> **Required work**: Reproduce each of the items below word for word, without changing anything.
------ Input for this task ------
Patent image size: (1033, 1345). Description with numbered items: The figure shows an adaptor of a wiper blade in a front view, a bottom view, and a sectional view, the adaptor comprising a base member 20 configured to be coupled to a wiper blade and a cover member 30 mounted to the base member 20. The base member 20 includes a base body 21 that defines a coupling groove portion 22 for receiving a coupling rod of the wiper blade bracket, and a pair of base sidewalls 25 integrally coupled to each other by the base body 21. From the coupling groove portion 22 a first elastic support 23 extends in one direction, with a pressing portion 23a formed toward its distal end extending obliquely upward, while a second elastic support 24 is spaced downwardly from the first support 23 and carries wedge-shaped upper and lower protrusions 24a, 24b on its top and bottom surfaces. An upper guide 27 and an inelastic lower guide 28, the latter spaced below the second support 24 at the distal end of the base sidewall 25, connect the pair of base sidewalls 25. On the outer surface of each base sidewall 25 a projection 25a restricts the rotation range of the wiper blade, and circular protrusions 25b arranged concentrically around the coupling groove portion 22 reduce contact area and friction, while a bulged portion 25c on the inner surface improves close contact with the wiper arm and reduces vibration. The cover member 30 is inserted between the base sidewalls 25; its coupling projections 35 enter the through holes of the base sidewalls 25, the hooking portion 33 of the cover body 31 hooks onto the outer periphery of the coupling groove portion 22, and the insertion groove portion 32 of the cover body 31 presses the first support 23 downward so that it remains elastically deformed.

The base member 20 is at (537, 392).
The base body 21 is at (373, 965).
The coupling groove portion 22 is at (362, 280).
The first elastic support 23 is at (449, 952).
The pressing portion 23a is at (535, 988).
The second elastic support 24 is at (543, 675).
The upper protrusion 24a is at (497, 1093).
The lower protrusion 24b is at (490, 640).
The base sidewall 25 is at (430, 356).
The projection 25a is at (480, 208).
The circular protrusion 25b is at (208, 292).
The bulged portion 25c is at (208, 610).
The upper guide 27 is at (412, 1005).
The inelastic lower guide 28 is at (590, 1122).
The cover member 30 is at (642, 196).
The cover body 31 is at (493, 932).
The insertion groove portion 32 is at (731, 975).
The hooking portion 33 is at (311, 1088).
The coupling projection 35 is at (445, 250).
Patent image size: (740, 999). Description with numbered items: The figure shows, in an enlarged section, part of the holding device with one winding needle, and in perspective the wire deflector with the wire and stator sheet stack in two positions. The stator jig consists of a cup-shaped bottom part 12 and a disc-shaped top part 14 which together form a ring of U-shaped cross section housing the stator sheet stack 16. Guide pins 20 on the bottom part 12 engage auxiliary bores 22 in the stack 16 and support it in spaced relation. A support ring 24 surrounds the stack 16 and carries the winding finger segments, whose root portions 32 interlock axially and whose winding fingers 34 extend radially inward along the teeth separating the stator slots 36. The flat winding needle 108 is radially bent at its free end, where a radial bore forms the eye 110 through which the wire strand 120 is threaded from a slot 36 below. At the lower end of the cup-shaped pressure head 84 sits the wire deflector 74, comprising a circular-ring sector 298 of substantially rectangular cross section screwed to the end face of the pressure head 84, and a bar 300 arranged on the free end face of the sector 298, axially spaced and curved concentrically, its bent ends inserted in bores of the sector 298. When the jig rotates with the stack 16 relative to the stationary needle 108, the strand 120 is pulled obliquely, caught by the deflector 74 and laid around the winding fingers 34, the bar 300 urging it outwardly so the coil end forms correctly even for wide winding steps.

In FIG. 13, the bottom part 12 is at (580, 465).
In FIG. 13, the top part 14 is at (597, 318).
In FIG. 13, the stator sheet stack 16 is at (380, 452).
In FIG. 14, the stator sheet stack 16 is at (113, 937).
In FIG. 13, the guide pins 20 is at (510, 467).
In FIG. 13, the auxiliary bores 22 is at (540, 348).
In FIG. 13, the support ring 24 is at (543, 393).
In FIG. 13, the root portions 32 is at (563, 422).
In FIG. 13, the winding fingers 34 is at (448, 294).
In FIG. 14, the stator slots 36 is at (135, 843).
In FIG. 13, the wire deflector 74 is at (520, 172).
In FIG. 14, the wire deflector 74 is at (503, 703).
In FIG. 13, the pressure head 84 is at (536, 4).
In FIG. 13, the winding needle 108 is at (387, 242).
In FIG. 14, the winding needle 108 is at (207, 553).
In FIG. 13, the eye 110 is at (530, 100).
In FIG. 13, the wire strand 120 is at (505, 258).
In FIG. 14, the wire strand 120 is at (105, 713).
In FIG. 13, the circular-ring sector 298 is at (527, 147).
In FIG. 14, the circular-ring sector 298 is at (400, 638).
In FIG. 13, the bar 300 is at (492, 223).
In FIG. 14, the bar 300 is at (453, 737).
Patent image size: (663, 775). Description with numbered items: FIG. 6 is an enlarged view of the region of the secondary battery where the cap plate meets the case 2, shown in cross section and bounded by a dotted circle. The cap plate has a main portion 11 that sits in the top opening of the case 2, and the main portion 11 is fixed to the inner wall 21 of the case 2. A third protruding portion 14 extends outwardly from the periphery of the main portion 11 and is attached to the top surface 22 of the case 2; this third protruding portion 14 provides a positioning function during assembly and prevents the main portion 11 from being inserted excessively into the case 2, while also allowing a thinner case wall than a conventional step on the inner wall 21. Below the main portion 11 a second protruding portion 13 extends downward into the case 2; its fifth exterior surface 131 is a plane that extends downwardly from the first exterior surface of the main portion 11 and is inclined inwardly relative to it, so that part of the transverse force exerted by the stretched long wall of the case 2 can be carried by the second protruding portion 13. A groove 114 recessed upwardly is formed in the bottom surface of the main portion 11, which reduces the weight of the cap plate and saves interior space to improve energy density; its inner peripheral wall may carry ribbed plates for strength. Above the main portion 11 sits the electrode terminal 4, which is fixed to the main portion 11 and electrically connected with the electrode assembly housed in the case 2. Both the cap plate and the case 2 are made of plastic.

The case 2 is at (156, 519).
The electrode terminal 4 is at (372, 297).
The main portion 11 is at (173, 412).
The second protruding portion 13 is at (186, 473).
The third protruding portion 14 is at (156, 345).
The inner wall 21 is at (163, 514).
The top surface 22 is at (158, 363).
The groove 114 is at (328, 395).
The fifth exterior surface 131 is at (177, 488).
------
> **Answer to the task**:
Patent image size: (1033, 1345). Description with numbered items: The figure shows an adaptor of a wiper blade in a front view, a bottom view, and a sectional view, the adaptor comprising a base member 20 configured to be coupled to a wiper blade and a cover member 30 mounted to the base member 20. The base member 20 includes a base body 21 that defines a coupling groove portion 22 for receiving a coupling rod of the wiper blade bracket, and a pair of base sidewalls 25 integrally coupled to each other by the base body 21. From the coupling groove portion 22 a first elastic support 23 extends in one direction, with a pressing portion 23a formed toward its distal end extending obliquely upward, while a second elastic support 24 is spaced downwardly from the first support 23 and carries wedge-shaped upper and lower protrusions 24a, 24b on its top and bottom surfaces. An upper guide 27 and an inelastic lower guide 28, the latter spaced below the second support 24 at the distal end of the base sidewall 25, connect the pair of base sidewalls 25. On the outer surface of each base sidewall 25 a projection 25a restricts the rotation range of the wiper blade, and circular protrusions 25b arranged concentrically around the coupling groove portion 22 reduce contact area and friction, while a bulged portion 25c on the inner surface improves close contact with the wiper arm and reduces vibration. The cover member 30 is inserted between the base sidewalls 25; its coupling projections 35 enter the through holes of the base sidewalls 25, the hooking portion 33 of the cover body 31 hooks onto the outer periphery of the coupling groove portion 22, and the insertion groove portion 32 of the cover body 31 presses the first support 23 downward so that it remains elastically deformed.

The base member 20 is at (537, 392).
The base body 21 is at (373, 965).
The coupling groove portion 22 is at (362, 280).
The first elastic support 23 is at (449, 952).
The pressing portion 23a is at (535, 988).
The second elastic support 24 is at (543, 675).
The upper protrusion 24a is at (497, 1093).
The lower protrusion 24b is at (490, 640).
The base sidewall 25 is at (430, 356).
The projection 25a is at (480, 208).
The circular protrusion 25b is at (208, 292).
The bulged portion 25c is at (208, 610).
The upper guide 27 is at (412, 1005).
The inelastic lower guide 28 is at (590, 1122).
The cover member 30 is at (642, 196).
The cover body 31 is at (493, 932).
The insertion groove portion 32 is at (731, 975).
The hooking portion 33 is at (311, 1088).
The coupling projection 35 is at (445, 250).
Patent image size: (740, 999). Description with numbered items: The figure shows, in an enlarged section, part of the holding device with one winding needle, and in perspective the wire deflector with the wire and stator sheet stack in two positions. The stator jig consists of a cup-shaped bottom part 12 and a disc-shaped top part 14 which together form a ring of U-shaped cross section housing the stator sheet stack 16. Guide pins 20 on the bottom part 12 engage auxiliary bores 22 in the stack 16 and support it in spaced relation. A support ring 24 surrounds the stack 16 and carries the winding finger segments, whose root portions 32 interlock axially and whose winding fingers 34 extend radially inward along the teeth separating the stator slots 36. The flat winding needle 108 is radially bent at its free end, where a radial bore forms the eye 110 through which the wire strand 120 is threaded from a slot 36 below. At the lower end of the cup-shaped pressure head 84 sits the wire deflector 74, comprising a circular-ring sector 298 of substantially rectangular cross section screwed to the end face of the pressure head 84, and a bar 300 arranged on the free end face of the sector 298, axially spaced and curved concentrically, its bent ends inserted in bores of the sector 298. When the jig rotates with the stack 16 relative to the stationary needle 108, the strand 120 is pulled obliquely, caught by the deflector 74 and laid around the winding fingers 34, the bar 300 urging it outwardly so the coil end forms correctly even for wide winding steps.

In FIG. 13, the bottom part 12 is at (580, 465).
In FIG. 13, the top part 14 is at (597, 318).
In FIG. 13, the stator sheet stack 16 is at (380, 452).
In FIG. 14, the stator sheet stack 16 is at (113, 937).
In FIG. 13, the guide pins 20 is at (510, 467).
In FIG. 13, the auxiliary bores 22 is at (540, 348).
In FIG. 13, the support ring 24 is at (543, 393).
In FIG. 13, the root portions 32 is at (563, 422).
In FIG. 13, the winding fingers 34 is at (448, 294).
In FIG. 14, the stator slots 36 is at (135, 843).
In FIG. 13, the wire deflector 74 is at (520, 172).
In FIG. 14, the wire deflector 74 is at (503, 703).
In FIG. 13, the pressure head 84 is at (536, 4).
In FIG. 13, the winding needle 108 is at (387, 242).
In FIG. 14, the winding needle 108 is at (207, 553).
In FIG. 13, the eye 110 is at (530, 100).
In FIG. 13, the wire strand 120 is at (505, 258).
In FIG. 14, the wire strand 120 is at (105, 713).
In FIG. 13, the circular-ring sector 298 is at (527, 147).
In FIG. 14, the circular-ring sector 298 is at (400, 638).
In FIG. 13, the bar 300 is at (492, 223).
In FIG. 14, the bar 300 is at (453, 737).
Patent image size: (663, 775). Description with numbered items: FIG. 6 is an enlarged view of the region of the secondary battery where the cap plate meets the case 2, shown in cross section and bounded by a dotted circle. The cap plate has a main portion 11 that sits in the top opening of the case 2, and the main portion 11 is fixed to the inner wall 21 of the case 2. A third protruding portion 14 extends outwardly from the periphery of the main portion 11 and is attached to the top surface 22 of the case 2; this third protruding portion 14 provides a positioning function during assembly and prevents the main portion 11 from being inserted excessively into the case 2, while also allowing a thinner case wall than a conventional step on the inner wall 21. Below the main portion 11 a second protruding portion 13 extends downward into the case 2; its fifth exterior surface 131 is a plane that extends downwardly from the first exterior surface of the main portion 11 and is inclined inwardly relative to it, so that part of the transverse force exerted by the stretched long wall of the case 2 can be carried by the second protruding portion 13. A groove 114 recessed upwardly is formed in the bottom surface of the main portion 11, which reduces the weight of the cap plate and saves interior space to improve energy density; its inner peripheral wall may carry ribbed plates for strength. Above the main portion 11 sits the electrode terminal 4, which is fixed to the main portion 11 and electrically connected with the electrode assembly housed in the case 2. Both the cap plate and the case 2 are made of plastic.

The case 2 is at (156, 519).
The electrode terminal 4 is at (372, 297).
The main portion 11 is at (173, 412).
The second protruding portion 13 is at (186, 473).
The third protruding portion 14 is at (156, 345).
The inner wall 21 is at (163, 514).
The top surface 22 is at (158, 363).
The groove 114 is at (328, 395).
The fifth exterior surface 131 is at (177, 488).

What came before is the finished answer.